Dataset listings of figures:

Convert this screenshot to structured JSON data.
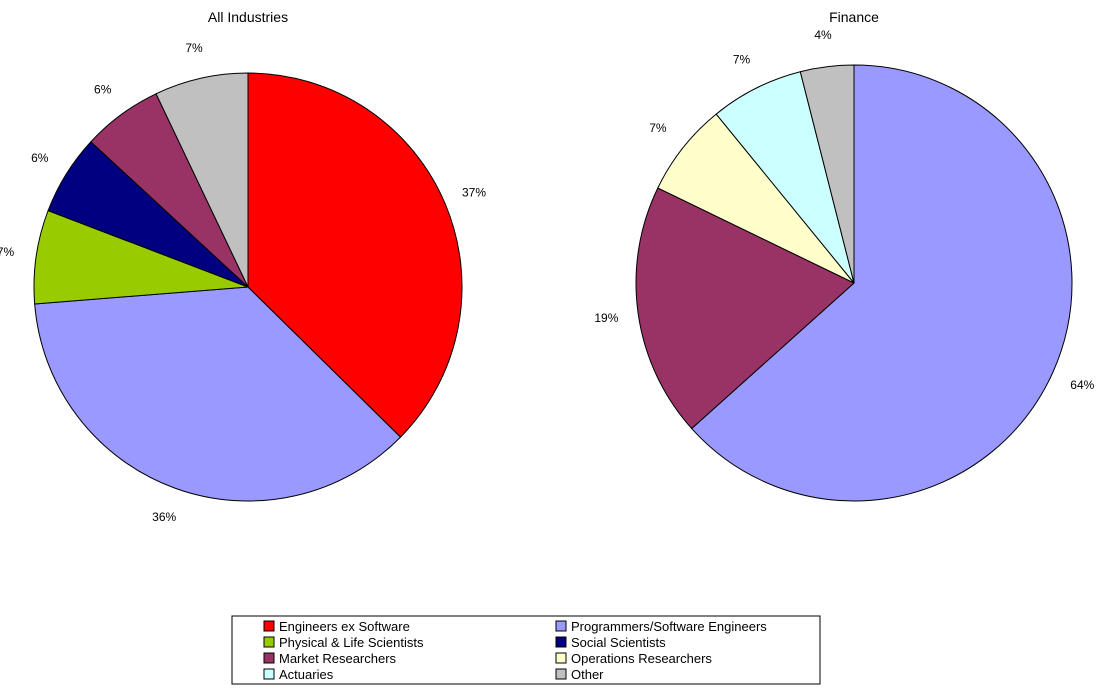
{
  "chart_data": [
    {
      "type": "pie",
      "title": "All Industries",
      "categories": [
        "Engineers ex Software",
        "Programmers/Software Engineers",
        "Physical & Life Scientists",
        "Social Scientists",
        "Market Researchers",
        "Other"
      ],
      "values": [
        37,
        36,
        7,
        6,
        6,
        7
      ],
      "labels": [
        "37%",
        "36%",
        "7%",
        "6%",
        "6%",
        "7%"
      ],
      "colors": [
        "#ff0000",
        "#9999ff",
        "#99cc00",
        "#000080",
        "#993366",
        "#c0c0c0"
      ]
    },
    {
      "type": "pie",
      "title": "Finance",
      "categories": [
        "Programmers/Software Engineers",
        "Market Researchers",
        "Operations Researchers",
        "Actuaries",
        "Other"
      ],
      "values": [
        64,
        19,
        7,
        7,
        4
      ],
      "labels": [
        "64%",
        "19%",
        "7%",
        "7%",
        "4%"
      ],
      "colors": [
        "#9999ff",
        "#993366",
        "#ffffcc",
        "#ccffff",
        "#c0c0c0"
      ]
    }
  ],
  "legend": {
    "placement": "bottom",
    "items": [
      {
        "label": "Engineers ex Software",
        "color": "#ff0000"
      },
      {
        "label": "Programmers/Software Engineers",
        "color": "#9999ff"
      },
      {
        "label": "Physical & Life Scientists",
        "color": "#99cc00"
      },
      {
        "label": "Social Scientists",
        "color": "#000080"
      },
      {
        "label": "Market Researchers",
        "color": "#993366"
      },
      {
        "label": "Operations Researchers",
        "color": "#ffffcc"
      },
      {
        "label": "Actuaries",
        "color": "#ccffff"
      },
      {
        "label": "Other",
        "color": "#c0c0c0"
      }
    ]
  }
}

WHAT TO WORK ON = Check every line in the material above for the string "title", then give only the number of lines that have it.

OUTPUT FOR THIS TASK = 2